[begin Exercise material]

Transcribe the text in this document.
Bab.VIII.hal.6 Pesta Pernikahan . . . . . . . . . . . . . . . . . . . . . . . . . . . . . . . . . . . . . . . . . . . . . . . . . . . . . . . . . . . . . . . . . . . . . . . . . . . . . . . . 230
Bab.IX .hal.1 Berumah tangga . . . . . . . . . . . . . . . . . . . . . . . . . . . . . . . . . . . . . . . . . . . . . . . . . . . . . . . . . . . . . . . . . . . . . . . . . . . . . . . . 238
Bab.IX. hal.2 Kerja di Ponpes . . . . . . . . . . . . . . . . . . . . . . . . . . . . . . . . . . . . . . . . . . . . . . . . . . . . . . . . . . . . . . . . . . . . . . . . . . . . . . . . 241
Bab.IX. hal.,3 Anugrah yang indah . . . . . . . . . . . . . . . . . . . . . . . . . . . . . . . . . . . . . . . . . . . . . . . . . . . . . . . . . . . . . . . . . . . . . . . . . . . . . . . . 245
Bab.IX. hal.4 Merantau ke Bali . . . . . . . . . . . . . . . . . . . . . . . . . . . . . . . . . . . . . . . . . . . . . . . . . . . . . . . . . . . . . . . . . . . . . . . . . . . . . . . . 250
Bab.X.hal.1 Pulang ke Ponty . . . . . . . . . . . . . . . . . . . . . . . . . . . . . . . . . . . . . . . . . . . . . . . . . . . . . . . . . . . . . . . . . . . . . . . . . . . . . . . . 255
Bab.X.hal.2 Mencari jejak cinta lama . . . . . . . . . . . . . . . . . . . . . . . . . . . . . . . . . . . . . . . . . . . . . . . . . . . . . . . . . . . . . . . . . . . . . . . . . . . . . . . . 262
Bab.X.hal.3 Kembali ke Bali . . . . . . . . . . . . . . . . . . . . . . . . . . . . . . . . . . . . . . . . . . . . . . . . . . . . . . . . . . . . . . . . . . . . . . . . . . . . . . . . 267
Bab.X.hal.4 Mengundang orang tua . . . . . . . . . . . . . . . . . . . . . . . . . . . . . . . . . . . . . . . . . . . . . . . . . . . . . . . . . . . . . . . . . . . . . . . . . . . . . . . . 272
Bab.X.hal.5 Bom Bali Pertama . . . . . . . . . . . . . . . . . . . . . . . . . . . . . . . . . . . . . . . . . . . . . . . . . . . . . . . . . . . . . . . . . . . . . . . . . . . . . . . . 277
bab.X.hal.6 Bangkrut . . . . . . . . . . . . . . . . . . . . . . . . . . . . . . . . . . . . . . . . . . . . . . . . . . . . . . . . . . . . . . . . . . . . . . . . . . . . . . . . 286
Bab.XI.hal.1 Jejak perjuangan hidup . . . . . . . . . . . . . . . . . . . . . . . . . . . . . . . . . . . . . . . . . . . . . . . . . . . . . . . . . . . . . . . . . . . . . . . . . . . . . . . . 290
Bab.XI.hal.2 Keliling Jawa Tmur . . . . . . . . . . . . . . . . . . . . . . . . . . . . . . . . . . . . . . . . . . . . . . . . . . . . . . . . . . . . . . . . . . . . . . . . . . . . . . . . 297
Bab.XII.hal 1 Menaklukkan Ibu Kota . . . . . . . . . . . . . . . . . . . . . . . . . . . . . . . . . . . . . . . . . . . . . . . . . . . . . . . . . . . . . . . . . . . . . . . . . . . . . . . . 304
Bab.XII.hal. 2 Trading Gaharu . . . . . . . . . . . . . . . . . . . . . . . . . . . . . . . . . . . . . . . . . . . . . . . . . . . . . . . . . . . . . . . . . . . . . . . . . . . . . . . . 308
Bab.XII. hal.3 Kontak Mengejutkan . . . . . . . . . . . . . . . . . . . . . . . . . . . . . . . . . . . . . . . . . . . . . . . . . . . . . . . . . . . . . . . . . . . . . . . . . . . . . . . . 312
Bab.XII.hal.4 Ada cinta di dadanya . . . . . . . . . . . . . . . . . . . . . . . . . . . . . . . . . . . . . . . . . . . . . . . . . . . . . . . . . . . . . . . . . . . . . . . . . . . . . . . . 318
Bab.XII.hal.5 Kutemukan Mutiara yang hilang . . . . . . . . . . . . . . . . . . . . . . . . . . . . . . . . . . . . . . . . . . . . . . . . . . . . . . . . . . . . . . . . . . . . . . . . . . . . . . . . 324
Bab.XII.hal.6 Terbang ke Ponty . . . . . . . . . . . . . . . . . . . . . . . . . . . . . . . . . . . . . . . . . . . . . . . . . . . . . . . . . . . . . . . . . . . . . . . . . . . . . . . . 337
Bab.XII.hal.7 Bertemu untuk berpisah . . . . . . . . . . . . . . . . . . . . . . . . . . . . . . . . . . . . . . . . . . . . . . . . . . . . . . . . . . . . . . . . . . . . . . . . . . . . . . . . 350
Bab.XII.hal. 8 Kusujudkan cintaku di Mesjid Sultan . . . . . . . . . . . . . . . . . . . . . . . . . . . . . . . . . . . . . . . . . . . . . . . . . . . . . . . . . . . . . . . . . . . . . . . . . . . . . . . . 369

[end Exercise material]

Write every entry out again exactly.

Transcribe the text in this document.
Bab.VIII.hal.6 Pesta Pernikahan . . . . . . . . . . . . . . . . . . . . . . . . . . . . . . . . . . . . . . . . . . . . . . . . . . . . . . . . . . . . . . . . . . . . . . . . . . . . . . . . 230
Bab.IX .hal.1 Berumah tangga . . . . . . . . . . . . . . . . . . . . . . . . . . . . . . . . . . . . . . . . . . . . . . . . . . . . . . . . . . . . . . . . . . . . . . . . . . . . . . . . 238
Bab.IX. hal.2 Kerja di Ponpes . . . . . . . . . . . . . . . . . . . . . . . . . . . . . . . . . . . . . . . . . . . . . . . . . . . . . . . . . . . . . . . . . . . . . . . . . . . . . . . . 241
Bab.IX. hal.,3 Anugrah yang indah . . . . . . . . . . . . . . . . . . . . . . . . . . . . . . . . . . . . . . . . . . . . . . . . . . . . . . . . . . . . . . . . . . . . . . . . . . . . . . . . 245
Bab.IX. hal.4 Merantau ke Bali . . . . . . . . . . . . . . . . . . . . . . . . . . . . . . . . . . . . . . . . . . . . . . . . . . . . . . . . . . . . . . . . . . . . . . . . . . . . . . . . 250
Bab.X.hal.1 Pulang ke Ponty . . . . . . . . . . . . . . . . . . . . . . . . . . . . . . . . . . . . . . . . . . . . . . . . . . . . . . . . . . . . . . . . . . . . . . . . . . . . . . . . 255
Bab.X.hal.2 Mencari jejak cinta lama . . . . . . . . . . . . . . . . . . . . . . . . . . . . . . . . . . . . . . . . . . . . . . . . . . . . . . . . . . . . . . . . . . . . . . . . . . . . . . . . 262
Bab.X.hal.3 Kembali ke Bali . . . . . . . . . . . . . . . . . . . . . . . . . . . . . . . . . . . . . . . . . . . . . . . . . . . . . . . . . . . . . . . . . . . . . . . . . . . . . . . . 267
Bab.X.hal.4 Mengundang orang tua . . . . . . . . . . . . . . . . . . . . . . . . . . . . . . . . . . . . . . . . . . . . . . . . . . . . . . . . . . . . . . . . . . . . . . . . . . . . . . . . 272
Bab.X.hal.5 Bom Bali Pertama . . . . . . . . . . . . . . . . . . . . . . . . . . . . . . . . . . . . . . . . . . . . . . . . . . . . . . . . . . . . . . . . . . . . . . . . . . . . . . . . 277
bab.X.hal.6 Bangkrut . . . . . . . . . . . . . . . . . . . . . . . . . . . . . . . . . . . . . . . . . . . . . . . . . . . . . . . . . . . . . . . . . . . . . . . . . . . . . . . . 286
Bab.XI.hal.1 Jejak perjuangan hidup . . . . . . . . . . . . . . . . . . . . . . . . . . . . . . . . . . . . . . . . . . . . . . . . . . . . . . . . . . . . . . . . . . . . . . . . . . . . . . . . 290
Bab.XI.hal.2 Keliling Jawa Tmur . . . . . . . . . . . . . . . . . . . . . . . . . . . . . . . . . . . . . . . . . . . . . . . . . . . . . . . . . . . . . . . . . . . . . . . . . . . . . . . . 297
Bab.XII.hal 1 Menaklukkan Ibu Kota . . . . . . . . . . . . . . . . . . . . . . . . . . . . . . . . . . . . . . . . . . . . . . . . . . . . . . . . . . . . . . . . . . . . . . . . . . . . . . . . 304
Bab.XII.hal. 2 Trading Gaharu . . . . . . . . . . . . . . . . . . . . . . . . . . . . . . . . . . . . . . . . . . . . . . . . . . . . . . . . . . . . . . . . . . . . . . . . . . . . . . . . 308
Bab.XII. hal.3 Kontak Mengejutkan . . . . . . . . . . . . . . . . . . . . . . . . . . . . . . . . . . . . . . . . . . . . . . . . . . . . . . . . . . . . . . . . . . . . . . . . . . . . . . . . 312
Bab.XII.hal.4 Ada cinta di dadanya . . . . . . . . . . . . . . . . . . . . . . . . . . . . . . . . . . . . . . . . . . . . . . . . . . . . . . . . . . . . . . . . . . . . . . . . . . . . . . . . 318
Bab.XII.hal.5 Kutemukan Mutiara yang hilang . . . . . . . . . . . . . . . . . . . . . . . . . . . . . . . . . . . . . . . . . . . . . . . . . . . . . . . . . . . . . . . . . . . . . . . . . . . . . . . . 324
Bab.XII.hal.6 Terbang ke Ponty . . . . . . . . . . . . . . . . . . . . . . . . . . . . . . . . . . . . . . . . . . . . . . . . . . . . . . . . . . . . . . . . . . . . . . . . . . . . . . . . 337
Bab.XII.hal.7 Bertemu untuk berpisah . . . . . . . . . . . . . . . . . . . . . . . . . . . . . . . . . . . . . . . . . . . . . . . . . . . . . . . . . . . . . . . . . . . . . . . . . . . . . . . . 350
Bab.XII.hal. 8 Kusujudkan cintaku di Mesjid Sultan . . . . . . . . . . . . . . . . . . . . . . . . . . . . . . . . . . . . . . . . . . . . . . . . . . . . . . . . . . . . . . . . . . . . . . . . . . . . . . . . 369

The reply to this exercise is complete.